> _What you have to do_: Rewrite the items from the line with "label-32: 32 — [442, 758, 456, 773]" to the line with "nut-40 — [589, 184, 601, 196]", replacing "nut-40" with "hex-nut-40" and leaving everything else unchanged. Return only those lines.

▬▬▬▬▬▬▬▬▬▬

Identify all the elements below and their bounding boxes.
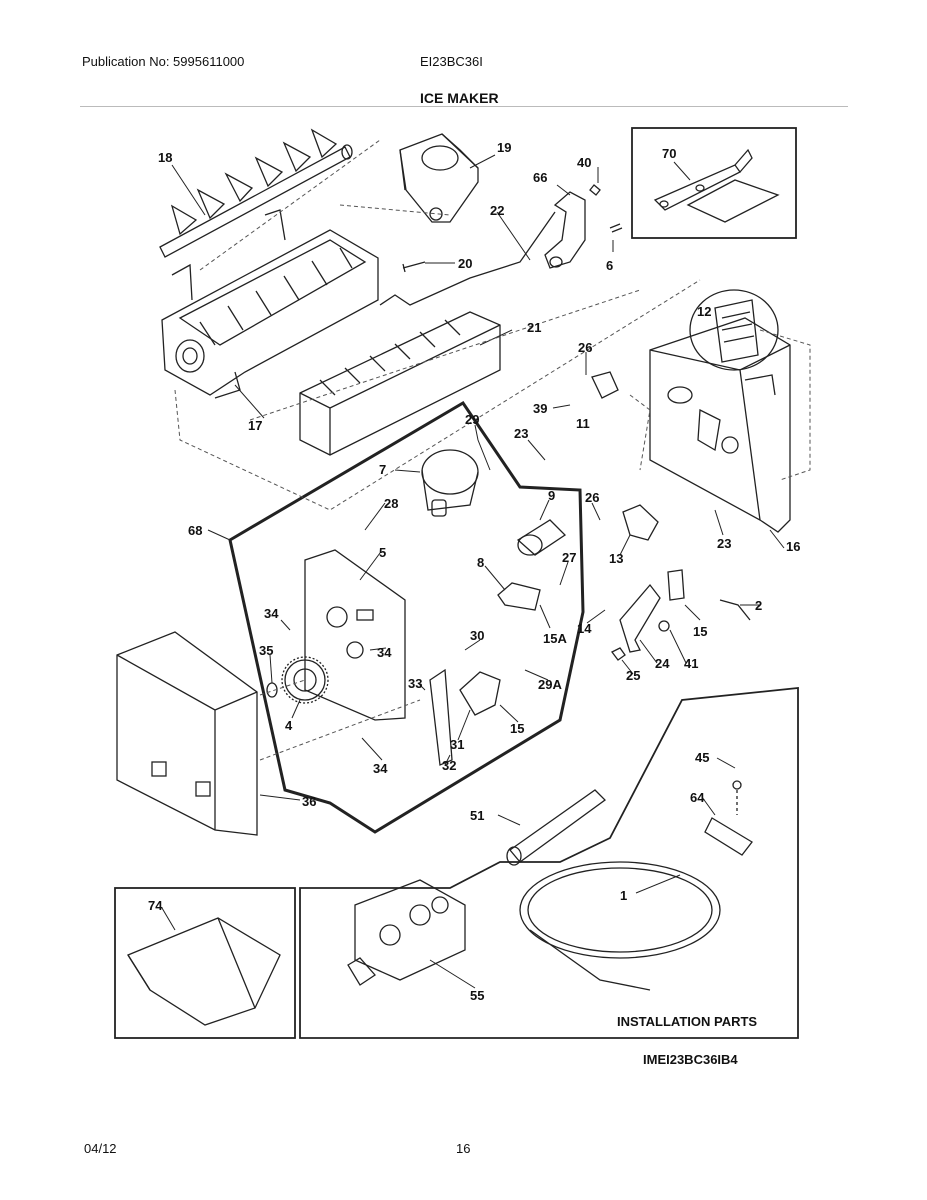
label-32: 32 — [442, 758, 456, 773]
label-40: 40 — [577, 155, 591, 170]
label-26a: 26 — [578, 340, 592, 355]
thermostat-13 — [622, 504, 659, 541]
container-inset-box — [114, 887, 296, 1039]
label-21: 21 — [527, 320, 541, 335]
label-9: 9 — [548, 488, 555, 503]
nut-40 — [589, 184, 601, 196]
mounting-plate-part — [304, 549, 406, 721]
harness-connector-part — [689, 289, 779, 371]
label-22: 22 — [490, 203, 504, 218]
model-number: EI23BC36I — [420, 54, 483, 69]
washer-41 — [658, 620, 670, 632]
bracket-32 — [429, 668, 453, 766]
label-1: 1 — [620, 888, 627, 903]
label-12: 12 — [697, 304, 711, 319]
screw-20 — [402, 261, 426, 273]
label-15c: 15 — [510, 721, 524, 736]
fill-cup-part — [399, 133, 479, 223]
label-30: 30 — [470, 628, 484, 643]
installation-parts-caption: INSTALLATION PARTS — [617, 1014, 757, 1029]
label-39: 39 — [533, 401, 547, 416]
label-29: 29 — [465, 412, 479, 427]
label-27: 27 — [562, 550, 576, 565]
label-7: 7 — [379, 462, 386, 477]
label-8: 8 — [477, 555, 484, 570]
label-28: 28 — [384, 496, 398, 511]
label-17: 17 — [248, 418, 262, 433]
label-24: 24 — [655, 656, 670, 671]
thermostat-part — [516, 519, 567, 556]
installation-parts-box — [299, 687, 799, 1039]
label-55: 55 — [470, 988, 484, 1003]
wire-2 — [719, 599, 751, 621]
label-70: 70 — [662, 146, 676, 161]
label-26b: 26 — [585, 490, 599, 505]
label-29a: 29A — [538, 677, 562, 692]
label-66: 66 — [533, 170, 547, 185]
label-34b: 34 — [377, 645, 392, 660]
water-valve-part — [347, 879, 466, 986]
label-14: 14 — [577, 621, 592, 636]
footer-date: 04/12 — [84, 1141, 117, 1156]
label-64: 64 — [690, 790, 705, 805]
fitting-part — [509, 789, 606, 863]
motor-part — [421, 449, 479, 517]
stripper-part — [299, 311, 501, 456]
label-23b: 23 — [717, 536, 731, 551]
label-45: 45 — [695, 750, 709, 765]
clip-11 — [591, 371, 619, 399]
bracket-inset-box — [631, 127, 797, 239]
label-19: 19 — [497, 140, 511, 155]
label-5: 5 — [379, 545, 386, 560]
screw-25 — [611, 647, 626, 661]
water-tube-part — [519, 861, 721, 991]
header-divider — [80, 106, 848, 107]
label-11: 11 — [576, 416, 590, 431]
label-51: 51 — [470, 808, 484, 823]
label-2: 2 — [755, 598, 762, 613]
figure-id: IMEI23BC36IB4 — [643, 1052, 738, 1067]
label-6: 6 — [606, 258, 613, 273]
fitting-end — [506, 846, 522, 866]
label-16: 16 — [786, 539, 800, 554]
screw-6 — [609, 223, 623, 233]
ejector-shaft-part — [159, 128, 353, 258]
label-20: 20 — [458, 256, 472, 271]
label-4: 4 — [285, 718, 293, 733]
label-23a: 23 — [514, 426, 528, 441]
footer-page-number: 16 — [456, 1141, 471, 1156]
switch-part — [497, 582, 541, 611]
clamp-part — [704, 817, 753, 856]
label-15b: 15 — [693, 624, 707, 639]
label-15a: 15A — [543, 631, 567, 646]
label-18: 18 — [158, 150, 172, 165]
cover-part — [116, 631, 258, 836]
label-35: 35 — [259, 643, 273, 658]
screw-45 — [732, 780, 742, 790]
housing-part — [649, 317, 791, 533]
ice-mold-part — [161, 209, 379, 399]
shutoff-arm-part — [379, 191, 586, 306]
page-title: ICE MAKER — [420, 90, 499, 106]
label-36: 36 — [302, 794, 316, 809]
label-13: 13 — [609, 551, 623, 566]
label-33: 33 — [408, 676, 422, 691]
publication-number: Publication No: 5995611000 — [82, 54, 245, 69]
lever-24 — [619, 583, 661, 653]
control-assembly-outline — [228, 400, 585, 834]
switch-31 — [459, 671, 501, 716]
label-31: 31 — [450, 737, 464, 752]
label-68: 68 — [188, 523, 202, 538]
label-74: 74 — [148, 898, 163, 913]
label-34c: 34 — [373, 761, 388, 776]
label-25: 25 — [626, 668, 640, 683]
switch-15 — [667, 569, 685, 601]
label-34a: 34 — [264, 606, 279, 621]
label-41: 41 — [684, 656, 698, 671]
timing-gear-part — [281, 656, 329, 704]
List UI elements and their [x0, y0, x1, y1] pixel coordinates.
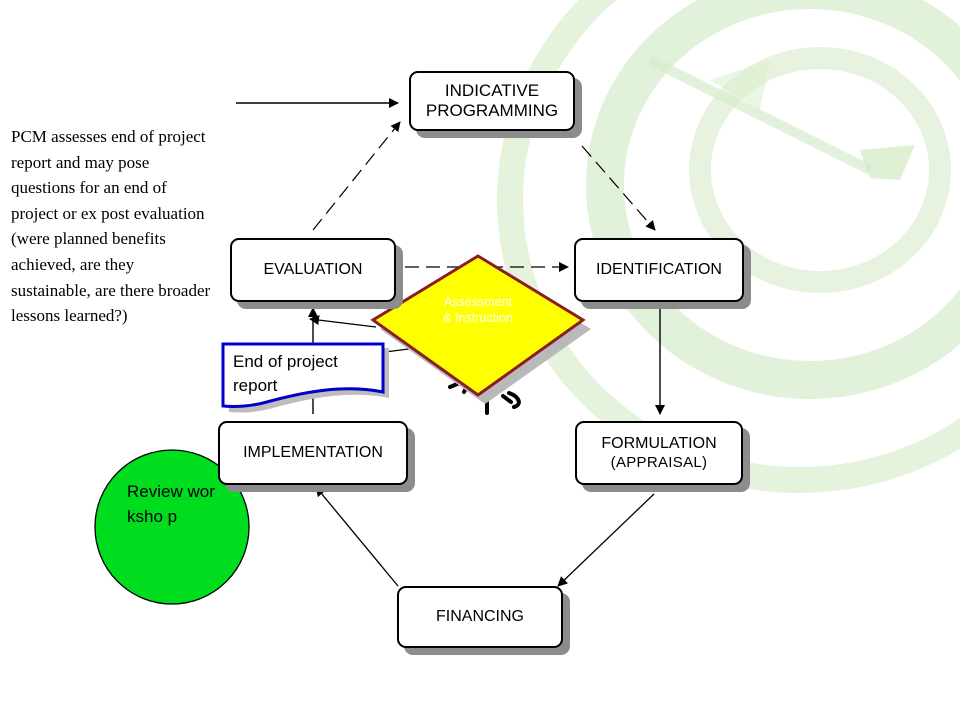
arrow-indicative-to-identification: [581, 145, 656, 231]
pcm-note-text: PCM assesses end of project report and m…: [11, 127, 211, 326]
assessment-label: Assessment & Instruction: [420, 294, 536, 327]
stage-indicative-label-line1: INDICATIVE: [444, 80, 540, 100]
stage-financing[interactable]: FINANCING: [397, 586, 563, 648]
stage-identification[interactable]: IDENTIFICATION: [574, 238, 744, 302]
assessment-diamond: [370, 254, 591, 404]
review-workshop-label: Review worksho p: [127, 482, 215, 526]
arrow-assessment-to-evaluation: [309, 315, 377, 328]
report-label-line1: End of project: [233, 352, 338, 371]
review-workshop-circle: [94, 449, 250, 605]
stage-financing-label: FINANCING: [436, 608, 524, 626]
stage-formulation[interactable]: FORMULATION (APPRAISAL): [575, 421, 743, 485]
report-label-line2: report: [233, 376, 278, 395]
assessment-label-line2: & Instruction: [443, 311, 513, 326]
stage-formulation-label: FORMULATION: [601, 435, 717, 453]
stage-indicative-programming[interactable]: INDICATIVE PROGRAMMING: [409, 71, 575, 131]
stage-evaluation[interactable]: EVALUATION: [230, 238, 396, 302]
stage-evaluation-label: EVALUATION: [263, 261, 363, 279]
stage-identification-label: IDENTIFICATION: [596, 261, 722, 279]
assessment-label-line1: Assessment: [443, 295, 513, 309]
stage-implementation[interactable]: IMPLEMENTATION: [218, 421, 408, 485]
document-shape: [221, 342, 389, 413]
report-label: End of project report: [233, 350, 383, 398]
stage-indicative-label-line2: PROGRAMMING: [425, 101, 559, 120]
stage-formulation-sublabel: (APPRAISAL): [610, 453, 708, 471]
arrow-formulation-to-financing: [557, 493, 655, 587]
arrow-financing-to-implementation: [315, 486, 399, 587]
assessment-diamond-shape: [370, 254, 586, 397]
document-body: [221, 342, 385, 409]
arrow-evaluation-to-indicative: [312, 121, 401, 231]
stage-implementation-label: IMPLEMENTATION: [243, 444, 383, 462]
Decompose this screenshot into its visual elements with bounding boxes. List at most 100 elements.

▬▬▬▬▬▬▬▬▬▬

> _Finished task_:
label-32: 32 — [442, 758, 456, 773]
label-40: 40 — [577, 155, 591, 170]
label-26a: 26 — [578, 340, 592, 355]
thermostat-13 — [622, 504, 659, 541]
container-inset-box — [114, 887, 296, 1039]
label-21: 21 — [527, 320, 541, 335]
label-9: 9 — [548, 488, 555, 503]
hex-nut-40 — [589, 184, 601, 196]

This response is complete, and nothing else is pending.